--- START Text segment ---

Infatuation has an element of sexual excitement. Whenever you are together you hope it will end in intimacy. Love is not based on sex. It is the maturation of friendship that makes sex so much sweeter. You must be friends before you can be lovers.

Infatuation lacks confidence. When he’s away, you wonder if he is cheating. Sometimes you check.

Love means trust. You are calm, secure and unthreatened. He feels your trust, and it makes him even more trustworthy.

Infatuation might lead you to do things you will regret, but love never steers you in the wrong direction.

Love is elevating. It lifts you up. It makes you look up. It makes you think up. It makes you a better person than you were before.”


----------



## J needs help

Question - What do you want out of this marriage? Do you want kids? Re: Sex - Do you enjoy sex or is the sex so lame you can't bother with it? Did you not have sex with him before you got married? To me it seems you would rather be single spending money where and whenever you want. 

There are 3 things that are deal breakers when it comes to marriage 

Sex , Money and Religion ....... These are the most important issues to figure pre-marriage....

"Marriage doesn't fail, people fail marriage" 

You should be honest with him and tell him you really don't love him and are considering a divorce..... But have you really tried to to work on these issues or is it that you don't care too?

Unfortunately with marriage comes alot of compromise and work... I know that from my experience. My wife sounds like you a bit, besides the point of wanting a divorce...


----------



## keke1

Hello,

I just wanted to know how your story turned out.....


----------

--- END Text segment ---
--- START Data shown ---

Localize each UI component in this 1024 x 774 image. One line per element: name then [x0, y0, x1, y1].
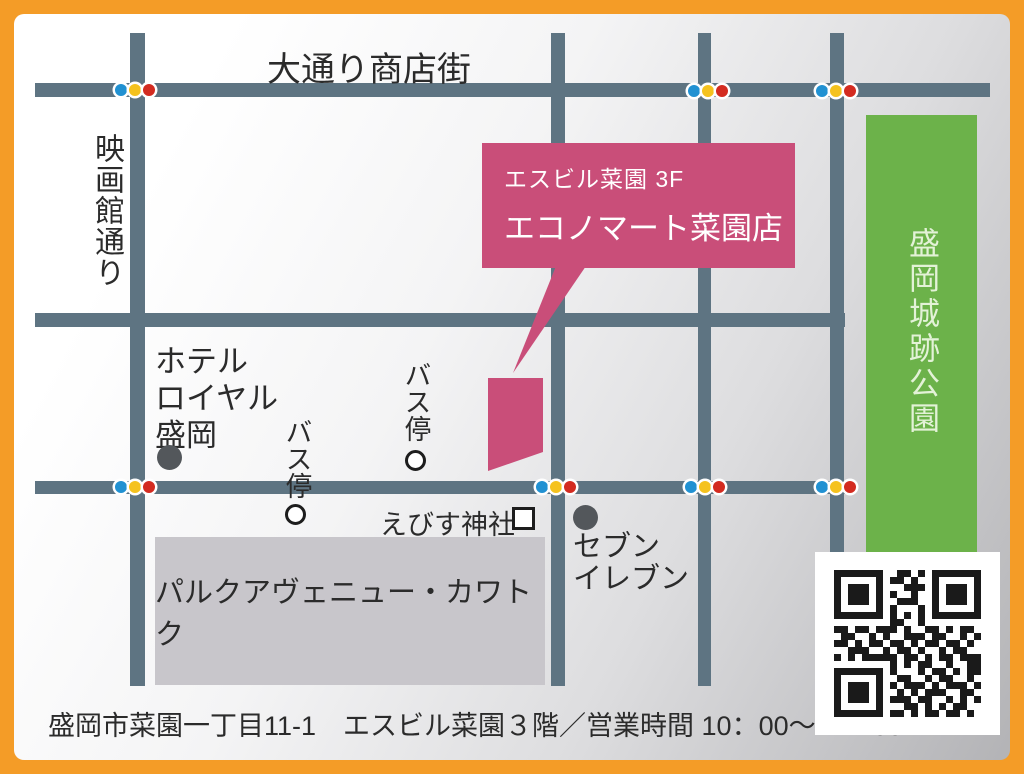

--- END Data shown ---
--- START Data shown ---

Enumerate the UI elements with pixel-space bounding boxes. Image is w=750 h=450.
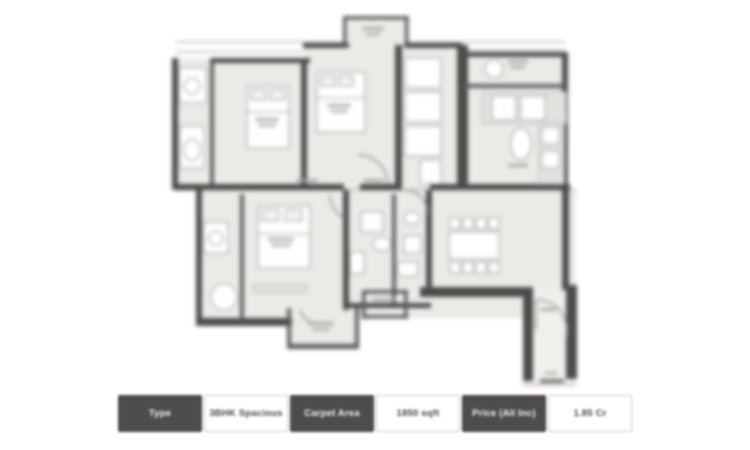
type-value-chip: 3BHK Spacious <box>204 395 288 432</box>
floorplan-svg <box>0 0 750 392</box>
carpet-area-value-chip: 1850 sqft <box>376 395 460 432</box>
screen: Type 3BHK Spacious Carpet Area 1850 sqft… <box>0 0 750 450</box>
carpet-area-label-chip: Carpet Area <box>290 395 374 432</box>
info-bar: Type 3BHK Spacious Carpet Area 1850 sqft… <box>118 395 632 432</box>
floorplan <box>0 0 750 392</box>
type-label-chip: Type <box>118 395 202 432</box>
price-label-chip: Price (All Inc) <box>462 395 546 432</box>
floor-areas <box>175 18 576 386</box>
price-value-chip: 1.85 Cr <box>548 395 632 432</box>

--- END Data shown ---

What is needed: Copy out the forum thread on love and marriage word for word, everything from "Sex , Money" down to "wanting a divorce...". The lines have nothing to do with the forum thread on love and marriage.

Right answer:
Sex , Money and Religion ....... These are the most important issues to figure pre-marriage....

"Marriage doesn't fail, people fail marriage" 

You should be honest with him and tell him you really don't love him and are considering a divorce..... But have you really tried to to work on these issues or is it that you don't care too?

Unfortunately with marriage comes alot of compromise and work... I know that from my experience. My wife sounds like you a bit, besides the point of wanting a divorce...